:: INSTRUCTIONS FOR THE TASK ::
Write out the listing exactly as it is given.

Figure collection entries
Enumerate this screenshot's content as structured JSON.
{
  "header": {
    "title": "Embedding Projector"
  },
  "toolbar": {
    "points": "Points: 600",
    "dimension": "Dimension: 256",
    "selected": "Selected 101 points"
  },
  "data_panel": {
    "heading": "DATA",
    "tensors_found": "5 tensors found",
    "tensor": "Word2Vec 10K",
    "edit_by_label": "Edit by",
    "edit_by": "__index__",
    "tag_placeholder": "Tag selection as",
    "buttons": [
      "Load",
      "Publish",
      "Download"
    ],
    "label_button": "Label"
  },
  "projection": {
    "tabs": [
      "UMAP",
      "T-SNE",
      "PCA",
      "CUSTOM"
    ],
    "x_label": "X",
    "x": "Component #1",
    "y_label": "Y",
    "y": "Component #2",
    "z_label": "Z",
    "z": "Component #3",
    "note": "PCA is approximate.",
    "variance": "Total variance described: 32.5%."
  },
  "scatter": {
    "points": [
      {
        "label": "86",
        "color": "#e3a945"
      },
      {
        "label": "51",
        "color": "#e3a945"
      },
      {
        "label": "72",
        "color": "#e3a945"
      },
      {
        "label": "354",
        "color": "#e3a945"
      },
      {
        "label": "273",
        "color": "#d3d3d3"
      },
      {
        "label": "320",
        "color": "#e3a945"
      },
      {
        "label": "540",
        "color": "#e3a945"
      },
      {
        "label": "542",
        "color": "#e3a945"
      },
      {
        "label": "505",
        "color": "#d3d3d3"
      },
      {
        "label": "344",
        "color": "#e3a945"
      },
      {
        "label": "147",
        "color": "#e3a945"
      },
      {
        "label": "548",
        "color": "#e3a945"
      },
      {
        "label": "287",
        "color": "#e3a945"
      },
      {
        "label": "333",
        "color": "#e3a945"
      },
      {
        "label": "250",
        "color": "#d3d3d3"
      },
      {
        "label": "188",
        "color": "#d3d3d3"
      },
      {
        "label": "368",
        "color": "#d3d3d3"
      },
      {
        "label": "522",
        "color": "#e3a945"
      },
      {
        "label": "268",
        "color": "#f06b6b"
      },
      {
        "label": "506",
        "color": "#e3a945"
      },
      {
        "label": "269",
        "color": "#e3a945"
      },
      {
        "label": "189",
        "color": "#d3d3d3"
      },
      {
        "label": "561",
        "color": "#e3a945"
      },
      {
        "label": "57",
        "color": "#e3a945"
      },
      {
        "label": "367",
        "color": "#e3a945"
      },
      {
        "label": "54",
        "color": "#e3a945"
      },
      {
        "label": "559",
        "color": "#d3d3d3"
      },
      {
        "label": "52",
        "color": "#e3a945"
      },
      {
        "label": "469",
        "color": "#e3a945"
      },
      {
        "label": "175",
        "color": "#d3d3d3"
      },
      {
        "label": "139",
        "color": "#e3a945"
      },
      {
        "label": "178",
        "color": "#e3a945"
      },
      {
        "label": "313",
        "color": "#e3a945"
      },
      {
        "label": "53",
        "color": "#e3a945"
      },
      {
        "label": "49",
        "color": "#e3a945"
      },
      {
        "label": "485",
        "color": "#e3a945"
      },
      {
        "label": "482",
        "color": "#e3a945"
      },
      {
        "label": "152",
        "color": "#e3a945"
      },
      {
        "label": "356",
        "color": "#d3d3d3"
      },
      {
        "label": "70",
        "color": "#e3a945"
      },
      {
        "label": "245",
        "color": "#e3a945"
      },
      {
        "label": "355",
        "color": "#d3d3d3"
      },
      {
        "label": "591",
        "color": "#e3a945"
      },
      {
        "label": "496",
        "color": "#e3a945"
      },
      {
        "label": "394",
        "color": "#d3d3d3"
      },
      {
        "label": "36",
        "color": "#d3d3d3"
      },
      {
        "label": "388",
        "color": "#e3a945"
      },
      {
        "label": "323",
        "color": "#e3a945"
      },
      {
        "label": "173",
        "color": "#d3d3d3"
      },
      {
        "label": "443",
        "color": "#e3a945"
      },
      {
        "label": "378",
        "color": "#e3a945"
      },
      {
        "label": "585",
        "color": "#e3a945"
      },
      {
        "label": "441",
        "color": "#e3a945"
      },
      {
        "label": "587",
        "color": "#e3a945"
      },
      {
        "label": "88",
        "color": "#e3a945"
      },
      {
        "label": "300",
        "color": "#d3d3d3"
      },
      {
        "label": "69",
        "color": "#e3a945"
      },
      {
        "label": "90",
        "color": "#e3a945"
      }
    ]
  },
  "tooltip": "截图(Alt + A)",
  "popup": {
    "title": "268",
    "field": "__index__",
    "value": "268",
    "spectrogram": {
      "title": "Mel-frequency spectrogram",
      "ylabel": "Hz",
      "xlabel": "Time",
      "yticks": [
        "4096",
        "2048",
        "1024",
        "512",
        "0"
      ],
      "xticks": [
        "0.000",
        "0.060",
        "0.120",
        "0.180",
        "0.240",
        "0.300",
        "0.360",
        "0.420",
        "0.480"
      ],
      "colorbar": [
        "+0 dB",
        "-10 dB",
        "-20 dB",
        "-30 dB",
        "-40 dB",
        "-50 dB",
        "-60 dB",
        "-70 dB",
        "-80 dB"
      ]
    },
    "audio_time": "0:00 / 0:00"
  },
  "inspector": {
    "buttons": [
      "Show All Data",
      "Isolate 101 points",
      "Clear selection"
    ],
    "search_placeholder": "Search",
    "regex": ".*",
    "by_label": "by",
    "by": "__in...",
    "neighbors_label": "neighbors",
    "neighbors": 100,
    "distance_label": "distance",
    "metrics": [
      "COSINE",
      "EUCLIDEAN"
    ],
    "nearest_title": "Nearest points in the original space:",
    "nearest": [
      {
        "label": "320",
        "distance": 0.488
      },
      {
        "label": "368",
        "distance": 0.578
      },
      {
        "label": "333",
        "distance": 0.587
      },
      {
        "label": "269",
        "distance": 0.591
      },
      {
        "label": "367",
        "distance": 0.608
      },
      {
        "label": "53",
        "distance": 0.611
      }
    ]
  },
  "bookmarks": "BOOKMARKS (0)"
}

:: SOLUTION FOR THIS EXERCISE ::
Enumerate this screenshot's content as structured JSON.
{
  "header": {
    "title": "Embedding Projector"
  },
  "toolbar": {
    "points": "Points: 600",
    "dimension": "Dimension: 256",
    "selected": "Selected 101 points"
  },
  "data_panel": {
    "heading": "DATA",
    "tensors_found": "5 tensors found",
    "tensor": "Word2Vec 10K",
    "edit_by_label": "Edit by",
    "edit_by": "__index__",
    "tag_placeholder": "Tag selection as",
    "buttons": [
      "Load",
      "Publish",
      "Download"
    ],
    "label_button": "Label"
  },
  "projection": {
    "tabs": [
      "UMAP",
      "T-SNE",
      "PCA",
      "CUSTOM"
    ],
    "x_label": "X",
    "x": "Component #1",
    "y_label": "Y",
    "y": "Component #2",
    "z_label": "Z",
    "z": "Component #3",
    "note": "PCA is approximate.",
    "variance": "Total variance described: 32.5%."
  },
  "scatter": {
    "points": [
      {
        "label": "86",
        "color": "#e3a945"
      },
      {
        "label": "51",
        "color": "#e3a945"
      },
      {
        "label": "72",
        "color": "#e3a945"
      },
      {
        "label": "354",
        "color": "#e3a945"
      },
      {
        "label": "273",
        "color": "#d3d3d3"
      },
      {
        "label": "320",
        "color": "#e3a945"
      },
      {
        "label": "540",
        "color": "#e3a945"
      },
      {
        "label": "542",
        "color": "#e3a945"
      },
      {
        "label": "505",
        "color": "#d3d3d3"
      },
      {
        "label": "344",
        "color": "#e3a945"
      },
      {
        "label": "147",
        "color": "#e3a945"
      },
      {
        "label": "548",
        "color": "#e3a945"
      },
      {
        "label": "287",
        "color": "#e3a945"
      },
      {
        "label": "333",
        "color": "#e3a945"
      },
      {
        "label": "250",
        "color": "#d3d3d3"
      },
      {
        "label": "188",
        "color": "#d3d3d3"
      },
      {
        "label": "368",
        "color": "#d3d3d3"
      },
      {
        "label": "522",
        "color": "#e3a945"
      },
      {
        "label": "268",
        "color": "#f06b6b"
      },
      {
        "label": "506",
        "color": "#e3a945"
      },
      {
        "label": "269",
        "color": "#e3a945"
      },
      {
        "label": "189",
        "color": "#d3d3d3"
      },
      {
        "label": "561",
        "color": "#e3a945"
      },
      {
        "label": "57",
        "color": "#e3a945"
      },
      {
        "label": "367",
        "color": "#e3a945"
      },
      {
        "label": "54",
        "color": "#e3a945"
      },
      {
        "label": "559",
        "color": "#d3d3d3"
      },
      {
        "label": "52",
        "color": "#e3a945"
      },
      {
        "label": "469",
        "color": "#e3a945"
      },
      {
        "label": "175",
        "color": "#d3d3d3"
      },
      {
        "label": "139",
        "color": "#e3a945"
      },
      {
        "label": "178",
        "color": "#e3a945"
      },
      {
        "label": "313",
        "color": "#e3a945"
      },
      {
        "label": "53",
        "color": "#e3a945"
      },
      {
        "label": "49",
        "color": "#e3a945"
      },
      {
        "label": "485",
        "color": "#e3a945"
      },
      {
        "label": "482",
        "color": "#e3a945"
      },
      {
        "label": "152",
        "color": "#e3a945"
      },
      {
        "label": "356",
        "color": "#d3d3d3"
      },
      {
        "label": "70",
        "color": "#e3a945"
      },
      {
        "label": "245",
        "color": "#e3a945"
      },
      {
        "label": "355",
        "color": "#d3d3d3"
      },
      {
        "label": "591",
        "color": "#e3a945"
      },
      {
        "label": "496",
        "color": "#e3a945"
      },
      {
        "label": "394",
        "color": "#d3d3d3"
      },
      {
        "label": "36",
        "color": "#d3d3d3"
      },
      {
        "label": "388",
        "color": "#e3a945"
      },
      {
        "label": "323",
        "color": "#e3a945"
      },
      {
        "label": "173",
        "color": "#d3d3d3"
      },
      {
        "label": "443",
        "color": "#e3a945"
      },
      {
        "label": "378",
        "color": "#e3a945"
      },
      {
        "label": "585",
        "color": "#e3a945"
      },
      {
        "label": "441",
        "color": "#e3a945"
      },
      {
        "label": "587",
        "color": "#e3a945"
      },
      {
        "label": "88",
        "color": "#e3a945"
      },
      {
        "label": "300",
        "color": "#d3d3d3"
      },
      {
        "label": "69",
        "color": "#e3a945"
      },
      {
        "label": "90",
        "color": "#e3a945"
      }
    ]
  },
  "tooltip": "截图(Alt + A)",
  "popup": {
    "title": "268",
    "field": "__index__",
    "value": "268",
    "spectrogram": {
      "title": "Mel-frequency spectrogram",
      "ylabel": "Hz",
      "xlabel": "Time",
      "yticks": [
        "4096",
        "2048",
        "1024",
        "512",
        "0"
      ],
      "xticks": [
        "0.000",
        "0.060",
        "0.120",
        "0.180",
        "0.240",
        "0.300",
        "0.360",
        "0.420",
        "0.480"
      ],
      "colorbar": [
        "+0 dB",
        "-10 dB",
        "-20 dB",
        "-30 dB",
        "-40 dB",
        "-50 dB",
        "-60 dB",
        "-70 dB",
        "-80 dB"
      ]
    },
    "audio_time": "0:00 / 0:00"
  },
  "inspector": {
    "buttons": [
      "Show All Data",
      "Isolate 101 points",
      "Clear selection"
    ],
    "search_placeholder": "Search",
    "regex": ".*",
    "by_label": "by",
    "by": "__in...",
    "neighbors_label": "neighbors",
    "neighbors": 100,
    "distance_label": "distance",
    "metrics": [
      "COSINE",
      "EUCLIDEAN"
    ],
    "nearest_title": "Nearest points in the original space:",
    "nearest": [
      {
        "label": "320",
        "distance": 0.488
      },
      {
        "label": "368",
        "distance": 0.578
      },
      {
        "label": "333",
        "distance": 0.587
      },
      {
        "label": "269",
        "distance": 0.591
      },
      {
        "label": "367",
        "distance": 0.608
      },
      {
        "label": "53",
        "distance": 0.611
      }
    ]
  },
  "bookmarks": "BOOKMARKS (0)"
}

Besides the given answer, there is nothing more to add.